*What is being asked*
Take each line containing "this" and report it exactly as written.

**** Material to process ****

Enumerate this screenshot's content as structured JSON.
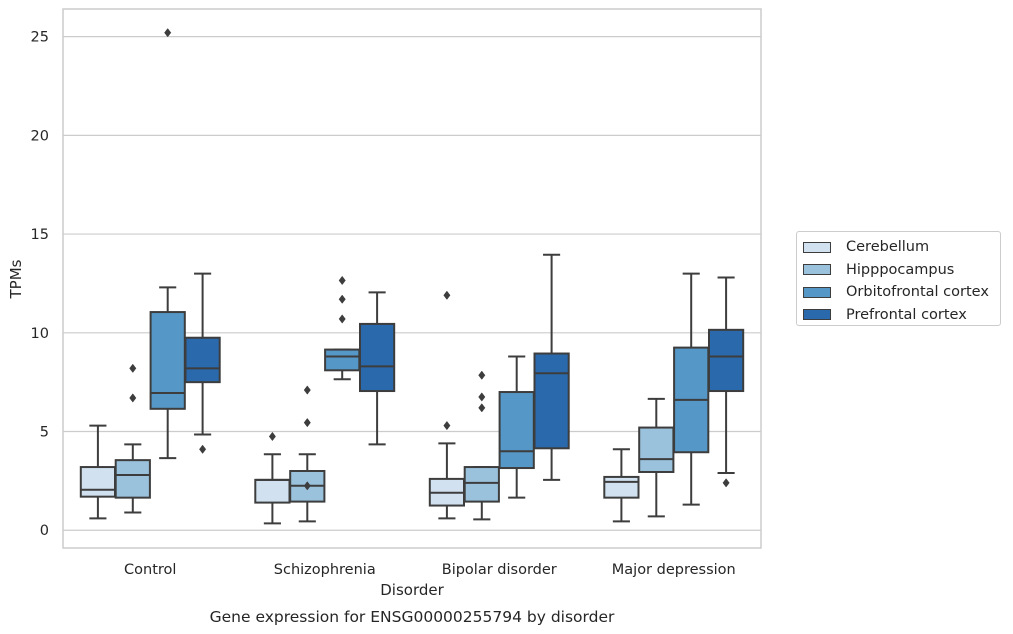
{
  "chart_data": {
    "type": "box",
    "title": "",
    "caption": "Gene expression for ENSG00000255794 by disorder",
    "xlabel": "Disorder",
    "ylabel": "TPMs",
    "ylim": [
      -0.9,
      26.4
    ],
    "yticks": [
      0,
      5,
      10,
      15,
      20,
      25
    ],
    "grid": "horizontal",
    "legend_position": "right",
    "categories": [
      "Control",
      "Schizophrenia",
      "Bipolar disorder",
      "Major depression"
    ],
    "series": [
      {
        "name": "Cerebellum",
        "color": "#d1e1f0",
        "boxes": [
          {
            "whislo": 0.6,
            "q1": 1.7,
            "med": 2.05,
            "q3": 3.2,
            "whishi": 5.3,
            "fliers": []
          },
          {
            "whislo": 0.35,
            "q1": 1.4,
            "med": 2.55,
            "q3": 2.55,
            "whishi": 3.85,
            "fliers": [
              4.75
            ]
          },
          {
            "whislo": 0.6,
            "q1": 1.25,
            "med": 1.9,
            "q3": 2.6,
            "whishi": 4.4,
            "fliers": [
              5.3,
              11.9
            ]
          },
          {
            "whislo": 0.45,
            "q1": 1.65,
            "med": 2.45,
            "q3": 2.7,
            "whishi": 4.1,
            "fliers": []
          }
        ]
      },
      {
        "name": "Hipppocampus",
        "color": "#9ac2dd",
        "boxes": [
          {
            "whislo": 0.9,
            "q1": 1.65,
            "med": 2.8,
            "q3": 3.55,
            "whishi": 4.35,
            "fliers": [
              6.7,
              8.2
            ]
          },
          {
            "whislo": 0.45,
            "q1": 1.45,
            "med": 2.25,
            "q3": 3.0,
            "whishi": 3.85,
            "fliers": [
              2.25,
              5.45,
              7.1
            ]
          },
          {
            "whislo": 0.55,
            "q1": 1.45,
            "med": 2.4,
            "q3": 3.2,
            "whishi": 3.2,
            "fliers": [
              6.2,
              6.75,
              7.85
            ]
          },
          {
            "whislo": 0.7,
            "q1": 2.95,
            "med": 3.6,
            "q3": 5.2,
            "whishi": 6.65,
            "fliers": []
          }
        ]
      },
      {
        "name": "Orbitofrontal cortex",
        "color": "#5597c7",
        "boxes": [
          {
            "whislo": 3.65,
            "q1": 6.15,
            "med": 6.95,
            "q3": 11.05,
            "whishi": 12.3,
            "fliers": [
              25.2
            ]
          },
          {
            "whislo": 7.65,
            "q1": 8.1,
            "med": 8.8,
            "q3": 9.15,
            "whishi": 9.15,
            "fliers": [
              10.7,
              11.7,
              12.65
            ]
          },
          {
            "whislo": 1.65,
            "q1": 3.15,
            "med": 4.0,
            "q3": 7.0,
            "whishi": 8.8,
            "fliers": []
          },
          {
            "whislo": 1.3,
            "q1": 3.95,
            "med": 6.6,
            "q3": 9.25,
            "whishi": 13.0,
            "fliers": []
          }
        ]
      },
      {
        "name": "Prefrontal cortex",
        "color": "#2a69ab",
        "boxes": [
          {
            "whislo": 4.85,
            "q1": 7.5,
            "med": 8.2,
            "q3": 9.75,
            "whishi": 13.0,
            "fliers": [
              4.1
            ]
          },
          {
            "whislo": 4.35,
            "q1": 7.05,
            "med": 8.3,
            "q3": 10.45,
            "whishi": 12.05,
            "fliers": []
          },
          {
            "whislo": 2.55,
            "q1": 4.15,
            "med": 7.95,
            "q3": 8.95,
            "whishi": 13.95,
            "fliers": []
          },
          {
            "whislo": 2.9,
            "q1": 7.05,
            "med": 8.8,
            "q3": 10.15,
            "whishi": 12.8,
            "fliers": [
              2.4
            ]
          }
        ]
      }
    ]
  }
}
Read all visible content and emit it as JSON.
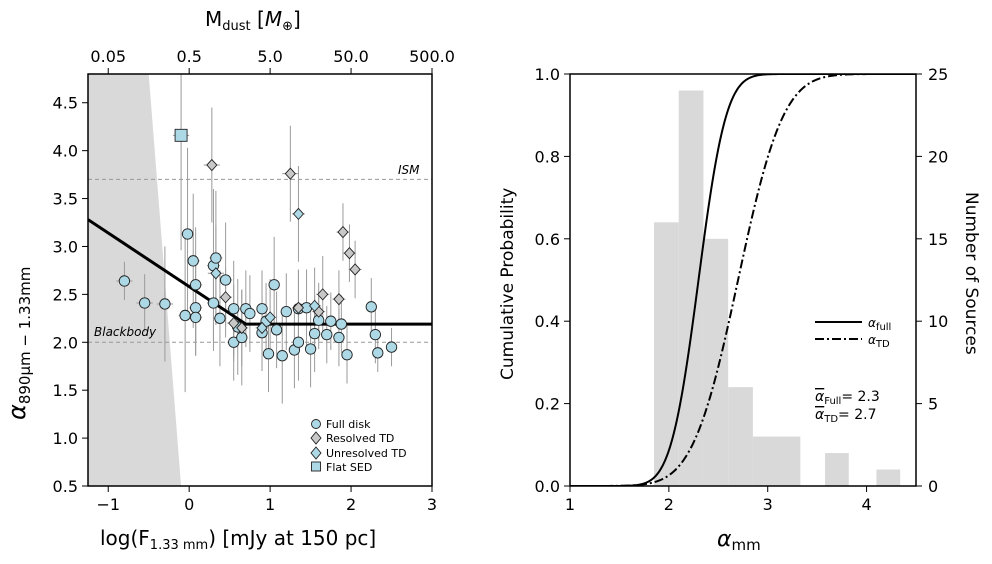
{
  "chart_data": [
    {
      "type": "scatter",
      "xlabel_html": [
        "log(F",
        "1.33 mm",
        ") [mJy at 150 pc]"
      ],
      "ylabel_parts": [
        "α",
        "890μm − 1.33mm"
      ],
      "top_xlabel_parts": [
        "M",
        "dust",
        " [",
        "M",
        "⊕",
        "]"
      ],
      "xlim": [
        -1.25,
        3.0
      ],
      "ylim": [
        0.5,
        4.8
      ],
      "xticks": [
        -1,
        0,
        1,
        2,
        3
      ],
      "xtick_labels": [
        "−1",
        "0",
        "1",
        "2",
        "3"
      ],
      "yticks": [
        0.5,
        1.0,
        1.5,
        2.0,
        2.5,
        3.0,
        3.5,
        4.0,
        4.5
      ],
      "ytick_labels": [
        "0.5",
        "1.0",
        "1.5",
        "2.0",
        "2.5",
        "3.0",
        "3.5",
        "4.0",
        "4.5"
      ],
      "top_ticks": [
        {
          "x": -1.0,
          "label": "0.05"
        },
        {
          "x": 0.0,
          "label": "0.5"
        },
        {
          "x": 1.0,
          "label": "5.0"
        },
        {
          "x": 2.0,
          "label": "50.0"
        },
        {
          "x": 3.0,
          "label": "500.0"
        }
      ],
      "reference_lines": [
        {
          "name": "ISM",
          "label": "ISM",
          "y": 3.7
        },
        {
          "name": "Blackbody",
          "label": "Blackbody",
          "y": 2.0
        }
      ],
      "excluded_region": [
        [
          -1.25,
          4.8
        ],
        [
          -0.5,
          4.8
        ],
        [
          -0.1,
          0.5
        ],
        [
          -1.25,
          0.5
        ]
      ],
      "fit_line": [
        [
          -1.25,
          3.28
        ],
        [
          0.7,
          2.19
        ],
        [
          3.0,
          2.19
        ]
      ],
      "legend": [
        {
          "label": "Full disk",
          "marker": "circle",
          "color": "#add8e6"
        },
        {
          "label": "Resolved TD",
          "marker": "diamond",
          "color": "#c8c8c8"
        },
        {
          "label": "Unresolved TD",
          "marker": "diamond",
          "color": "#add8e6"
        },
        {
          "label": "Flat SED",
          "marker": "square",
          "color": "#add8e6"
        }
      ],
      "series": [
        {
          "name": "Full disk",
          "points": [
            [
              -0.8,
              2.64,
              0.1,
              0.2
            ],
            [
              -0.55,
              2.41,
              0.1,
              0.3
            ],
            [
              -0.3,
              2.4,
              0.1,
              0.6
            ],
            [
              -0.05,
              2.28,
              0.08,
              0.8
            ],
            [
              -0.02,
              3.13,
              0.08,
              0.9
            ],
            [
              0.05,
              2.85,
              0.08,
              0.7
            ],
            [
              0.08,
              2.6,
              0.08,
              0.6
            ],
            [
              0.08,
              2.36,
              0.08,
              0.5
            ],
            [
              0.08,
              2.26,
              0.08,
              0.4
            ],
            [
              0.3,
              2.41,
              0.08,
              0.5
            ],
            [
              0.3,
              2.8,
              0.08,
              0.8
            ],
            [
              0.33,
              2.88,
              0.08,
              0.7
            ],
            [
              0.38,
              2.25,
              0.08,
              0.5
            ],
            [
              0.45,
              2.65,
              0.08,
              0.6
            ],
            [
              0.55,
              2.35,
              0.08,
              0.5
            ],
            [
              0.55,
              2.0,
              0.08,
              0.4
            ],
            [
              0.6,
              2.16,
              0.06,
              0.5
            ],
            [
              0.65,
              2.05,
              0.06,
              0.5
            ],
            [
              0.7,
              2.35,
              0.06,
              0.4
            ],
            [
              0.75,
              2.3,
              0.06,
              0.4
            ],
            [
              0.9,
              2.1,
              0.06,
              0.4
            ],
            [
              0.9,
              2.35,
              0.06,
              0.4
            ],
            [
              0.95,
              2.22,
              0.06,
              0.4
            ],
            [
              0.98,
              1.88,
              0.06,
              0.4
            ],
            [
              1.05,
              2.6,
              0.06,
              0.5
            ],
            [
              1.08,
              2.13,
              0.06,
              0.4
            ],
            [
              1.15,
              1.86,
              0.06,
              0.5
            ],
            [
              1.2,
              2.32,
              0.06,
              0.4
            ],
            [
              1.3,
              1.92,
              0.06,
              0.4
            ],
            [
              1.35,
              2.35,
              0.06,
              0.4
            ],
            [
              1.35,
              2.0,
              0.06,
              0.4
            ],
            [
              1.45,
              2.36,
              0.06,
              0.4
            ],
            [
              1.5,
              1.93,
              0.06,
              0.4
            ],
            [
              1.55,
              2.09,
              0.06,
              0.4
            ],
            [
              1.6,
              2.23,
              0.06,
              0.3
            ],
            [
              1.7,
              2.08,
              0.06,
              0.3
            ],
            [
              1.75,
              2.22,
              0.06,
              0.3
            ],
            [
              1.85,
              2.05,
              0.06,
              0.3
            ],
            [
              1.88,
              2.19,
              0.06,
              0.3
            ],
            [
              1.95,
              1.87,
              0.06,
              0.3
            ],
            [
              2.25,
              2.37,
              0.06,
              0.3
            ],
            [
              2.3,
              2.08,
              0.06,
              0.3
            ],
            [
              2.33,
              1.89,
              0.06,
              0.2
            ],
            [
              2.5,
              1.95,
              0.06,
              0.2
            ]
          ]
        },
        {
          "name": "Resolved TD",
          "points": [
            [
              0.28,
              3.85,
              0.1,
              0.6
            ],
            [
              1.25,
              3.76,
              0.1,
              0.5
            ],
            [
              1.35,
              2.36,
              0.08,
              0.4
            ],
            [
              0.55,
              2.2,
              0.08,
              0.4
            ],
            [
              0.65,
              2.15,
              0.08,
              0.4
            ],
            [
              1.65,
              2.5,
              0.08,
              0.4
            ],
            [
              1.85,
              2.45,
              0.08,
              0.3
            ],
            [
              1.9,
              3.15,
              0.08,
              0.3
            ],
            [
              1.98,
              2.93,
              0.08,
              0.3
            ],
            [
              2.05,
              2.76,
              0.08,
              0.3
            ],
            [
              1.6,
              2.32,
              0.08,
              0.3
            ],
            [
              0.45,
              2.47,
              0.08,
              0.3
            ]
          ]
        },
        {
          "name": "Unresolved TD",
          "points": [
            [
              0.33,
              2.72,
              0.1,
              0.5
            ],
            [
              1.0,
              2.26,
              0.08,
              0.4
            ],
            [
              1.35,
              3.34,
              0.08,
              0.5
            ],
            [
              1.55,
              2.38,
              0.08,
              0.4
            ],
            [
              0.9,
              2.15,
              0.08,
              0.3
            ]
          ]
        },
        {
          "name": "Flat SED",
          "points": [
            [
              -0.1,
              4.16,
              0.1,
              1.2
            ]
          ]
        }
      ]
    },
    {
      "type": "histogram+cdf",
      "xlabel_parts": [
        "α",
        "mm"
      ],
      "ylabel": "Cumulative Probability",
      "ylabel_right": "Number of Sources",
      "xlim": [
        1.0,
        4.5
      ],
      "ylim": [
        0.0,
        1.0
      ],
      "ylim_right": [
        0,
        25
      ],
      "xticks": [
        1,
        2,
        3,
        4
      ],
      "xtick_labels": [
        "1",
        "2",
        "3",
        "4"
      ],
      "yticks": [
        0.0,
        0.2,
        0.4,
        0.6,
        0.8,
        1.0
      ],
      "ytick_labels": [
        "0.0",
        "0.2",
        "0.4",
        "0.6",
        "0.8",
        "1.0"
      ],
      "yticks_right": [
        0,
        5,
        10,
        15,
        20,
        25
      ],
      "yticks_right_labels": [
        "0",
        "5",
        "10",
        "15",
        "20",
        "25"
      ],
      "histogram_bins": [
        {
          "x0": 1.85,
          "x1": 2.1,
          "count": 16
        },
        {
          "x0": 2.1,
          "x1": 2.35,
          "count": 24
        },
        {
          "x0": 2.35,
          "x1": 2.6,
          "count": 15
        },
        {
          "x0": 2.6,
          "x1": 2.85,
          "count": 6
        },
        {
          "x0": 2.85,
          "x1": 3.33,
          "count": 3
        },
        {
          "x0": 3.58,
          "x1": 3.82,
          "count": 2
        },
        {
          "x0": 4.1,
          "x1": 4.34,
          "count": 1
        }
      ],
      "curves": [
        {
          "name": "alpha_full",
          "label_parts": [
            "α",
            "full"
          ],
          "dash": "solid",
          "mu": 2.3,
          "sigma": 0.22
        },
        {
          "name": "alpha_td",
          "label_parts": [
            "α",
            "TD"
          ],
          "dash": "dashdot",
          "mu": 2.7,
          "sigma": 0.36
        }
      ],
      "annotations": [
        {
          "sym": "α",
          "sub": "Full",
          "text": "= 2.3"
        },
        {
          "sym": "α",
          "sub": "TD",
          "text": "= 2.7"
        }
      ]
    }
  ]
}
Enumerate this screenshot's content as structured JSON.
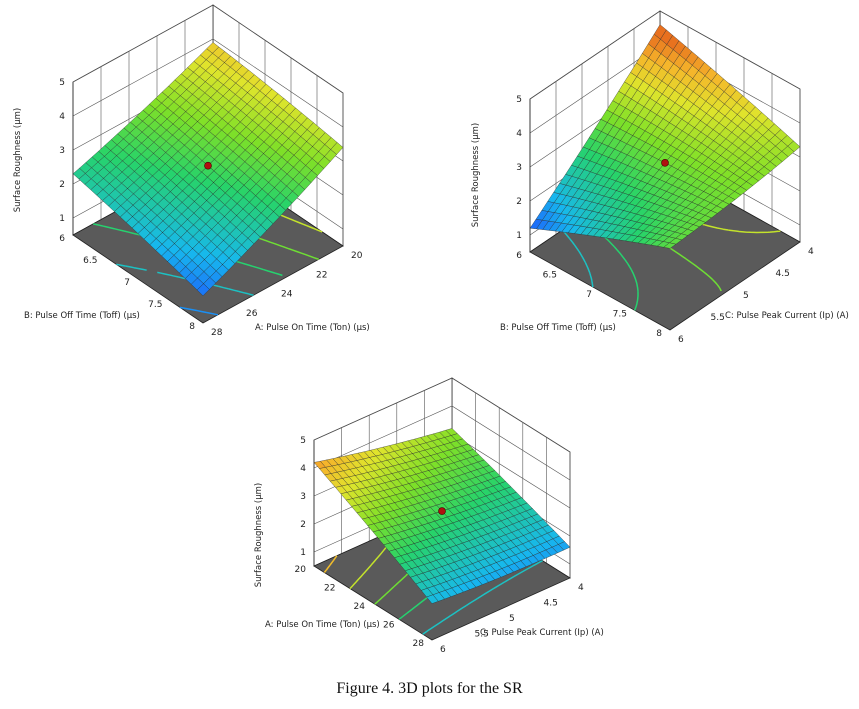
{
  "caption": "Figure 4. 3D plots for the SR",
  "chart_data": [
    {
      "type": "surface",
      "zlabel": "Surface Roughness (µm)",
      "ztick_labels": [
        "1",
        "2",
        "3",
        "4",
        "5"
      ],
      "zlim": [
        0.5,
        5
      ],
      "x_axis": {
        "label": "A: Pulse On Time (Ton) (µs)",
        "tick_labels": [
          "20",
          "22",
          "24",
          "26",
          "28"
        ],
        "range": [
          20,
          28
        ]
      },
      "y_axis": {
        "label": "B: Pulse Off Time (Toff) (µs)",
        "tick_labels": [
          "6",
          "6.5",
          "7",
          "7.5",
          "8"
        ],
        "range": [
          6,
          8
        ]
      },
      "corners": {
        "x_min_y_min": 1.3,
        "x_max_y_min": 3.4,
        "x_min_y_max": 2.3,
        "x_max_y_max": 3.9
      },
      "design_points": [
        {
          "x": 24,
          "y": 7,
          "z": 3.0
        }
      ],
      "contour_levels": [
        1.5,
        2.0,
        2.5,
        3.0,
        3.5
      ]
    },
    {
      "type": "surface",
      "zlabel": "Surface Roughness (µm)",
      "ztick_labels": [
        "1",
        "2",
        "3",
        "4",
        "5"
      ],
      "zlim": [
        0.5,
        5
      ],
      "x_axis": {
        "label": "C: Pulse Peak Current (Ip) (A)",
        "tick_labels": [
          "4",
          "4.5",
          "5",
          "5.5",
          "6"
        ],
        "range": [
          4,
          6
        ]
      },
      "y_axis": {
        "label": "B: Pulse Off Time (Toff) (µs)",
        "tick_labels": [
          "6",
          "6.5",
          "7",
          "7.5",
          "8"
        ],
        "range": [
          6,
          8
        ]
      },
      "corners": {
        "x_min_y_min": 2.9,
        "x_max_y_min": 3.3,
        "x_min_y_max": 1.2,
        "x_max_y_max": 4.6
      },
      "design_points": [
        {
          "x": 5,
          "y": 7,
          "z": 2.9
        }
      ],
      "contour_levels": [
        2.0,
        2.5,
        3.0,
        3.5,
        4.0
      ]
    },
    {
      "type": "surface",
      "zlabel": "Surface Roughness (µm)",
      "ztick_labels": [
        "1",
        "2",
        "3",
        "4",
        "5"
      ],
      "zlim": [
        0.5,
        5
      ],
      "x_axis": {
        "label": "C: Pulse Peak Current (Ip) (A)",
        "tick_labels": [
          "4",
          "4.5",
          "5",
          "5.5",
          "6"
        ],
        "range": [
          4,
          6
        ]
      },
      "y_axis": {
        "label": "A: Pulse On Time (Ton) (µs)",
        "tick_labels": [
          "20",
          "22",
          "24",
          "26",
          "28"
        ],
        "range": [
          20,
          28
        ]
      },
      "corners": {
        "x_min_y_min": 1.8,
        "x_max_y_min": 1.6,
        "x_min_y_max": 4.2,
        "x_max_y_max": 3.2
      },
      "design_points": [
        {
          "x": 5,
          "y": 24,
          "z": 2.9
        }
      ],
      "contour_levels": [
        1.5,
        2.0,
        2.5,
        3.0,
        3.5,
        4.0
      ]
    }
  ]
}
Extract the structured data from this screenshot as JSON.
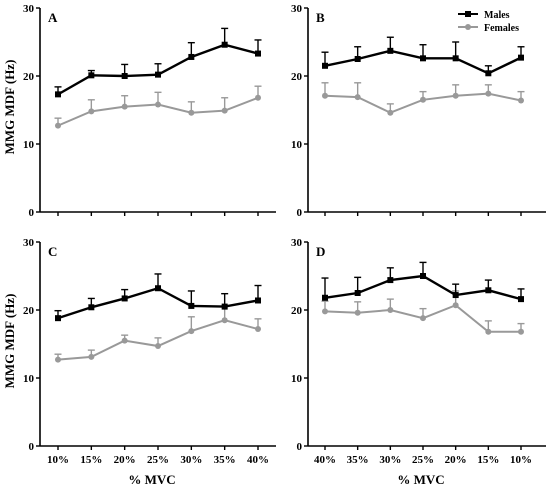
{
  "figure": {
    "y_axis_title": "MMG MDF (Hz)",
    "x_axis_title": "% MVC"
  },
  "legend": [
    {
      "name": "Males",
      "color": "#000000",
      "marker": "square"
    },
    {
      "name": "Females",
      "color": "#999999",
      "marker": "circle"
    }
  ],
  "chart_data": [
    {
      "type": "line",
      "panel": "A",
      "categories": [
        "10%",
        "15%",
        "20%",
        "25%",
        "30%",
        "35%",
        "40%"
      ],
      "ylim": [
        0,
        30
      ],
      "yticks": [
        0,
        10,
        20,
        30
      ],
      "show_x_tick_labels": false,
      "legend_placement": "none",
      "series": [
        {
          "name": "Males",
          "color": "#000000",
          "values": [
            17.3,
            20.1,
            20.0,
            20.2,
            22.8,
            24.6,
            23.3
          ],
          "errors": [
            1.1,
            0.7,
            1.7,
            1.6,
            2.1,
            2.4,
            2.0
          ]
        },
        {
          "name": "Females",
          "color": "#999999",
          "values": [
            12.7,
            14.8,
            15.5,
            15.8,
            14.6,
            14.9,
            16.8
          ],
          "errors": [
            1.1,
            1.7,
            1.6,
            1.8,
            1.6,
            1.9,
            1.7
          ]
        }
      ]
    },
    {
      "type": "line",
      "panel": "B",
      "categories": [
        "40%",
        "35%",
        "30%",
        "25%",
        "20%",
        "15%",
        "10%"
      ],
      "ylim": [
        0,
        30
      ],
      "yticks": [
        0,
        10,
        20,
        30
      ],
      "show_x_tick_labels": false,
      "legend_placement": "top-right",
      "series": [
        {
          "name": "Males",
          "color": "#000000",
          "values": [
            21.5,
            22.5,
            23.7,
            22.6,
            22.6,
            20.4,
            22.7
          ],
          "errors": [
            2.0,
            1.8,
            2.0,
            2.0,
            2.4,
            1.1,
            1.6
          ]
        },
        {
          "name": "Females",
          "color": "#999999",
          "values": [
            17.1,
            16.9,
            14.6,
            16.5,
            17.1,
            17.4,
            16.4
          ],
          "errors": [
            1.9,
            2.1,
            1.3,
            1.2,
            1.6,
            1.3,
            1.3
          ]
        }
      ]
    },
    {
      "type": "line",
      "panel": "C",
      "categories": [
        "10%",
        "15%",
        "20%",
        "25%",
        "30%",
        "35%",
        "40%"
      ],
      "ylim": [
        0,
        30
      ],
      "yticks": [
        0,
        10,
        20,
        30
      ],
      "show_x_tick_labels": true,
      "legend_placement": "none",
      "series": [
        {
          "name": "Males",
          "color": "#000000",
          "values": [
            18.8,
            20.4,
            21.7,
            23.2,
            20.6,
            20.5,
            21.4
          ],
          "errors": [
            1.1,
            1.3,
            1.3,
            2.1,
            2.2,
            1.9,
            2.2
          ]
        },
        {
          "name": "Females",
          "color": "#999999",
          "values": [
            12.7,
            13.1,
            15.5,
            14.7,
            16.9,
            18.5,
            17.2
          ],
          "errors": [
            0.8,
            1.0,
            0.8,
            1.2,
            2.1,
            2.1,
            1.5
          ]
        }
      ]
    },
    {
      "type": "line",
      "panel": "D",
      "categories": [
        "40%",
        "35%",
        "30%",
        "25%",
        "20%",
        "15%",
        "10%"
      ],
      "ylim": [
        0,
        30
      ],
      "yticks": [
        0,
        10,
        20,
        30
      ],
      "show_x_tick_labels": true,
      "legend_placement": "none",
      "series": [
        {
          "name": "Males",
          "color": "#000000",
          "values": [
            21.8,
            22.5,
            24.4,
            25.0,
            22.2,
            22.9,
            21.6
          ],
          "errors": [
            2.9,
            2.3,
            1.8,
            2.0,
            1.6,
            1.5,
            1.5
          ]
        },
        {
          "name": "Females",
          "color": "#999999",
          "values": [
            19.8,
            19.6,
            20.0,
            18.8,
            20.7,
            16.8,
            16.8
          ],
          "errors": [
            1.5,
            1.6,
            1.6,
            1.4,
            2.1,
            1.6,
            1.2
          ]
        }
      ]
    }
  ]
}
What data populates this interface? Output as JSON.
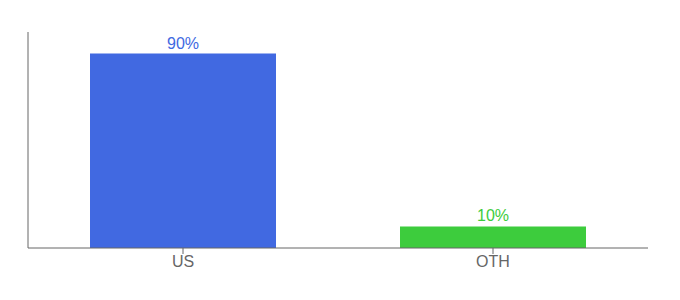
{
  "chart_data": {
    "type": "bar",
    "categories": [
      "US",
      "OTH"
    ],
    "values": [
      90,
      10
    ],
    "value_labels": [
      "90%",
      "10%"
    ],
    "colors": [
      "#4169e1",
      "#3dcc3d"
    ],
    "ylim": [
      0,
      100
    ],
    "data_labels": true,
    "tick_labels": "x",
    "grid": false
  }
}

****

*Full solution*
Enumerate this screenshot's content as structured JSON.
Enumerate this screenshot's content as structured JSON.
Extract the structured data from this screenshot as JSON.
What data populates this interface? Output as JSON.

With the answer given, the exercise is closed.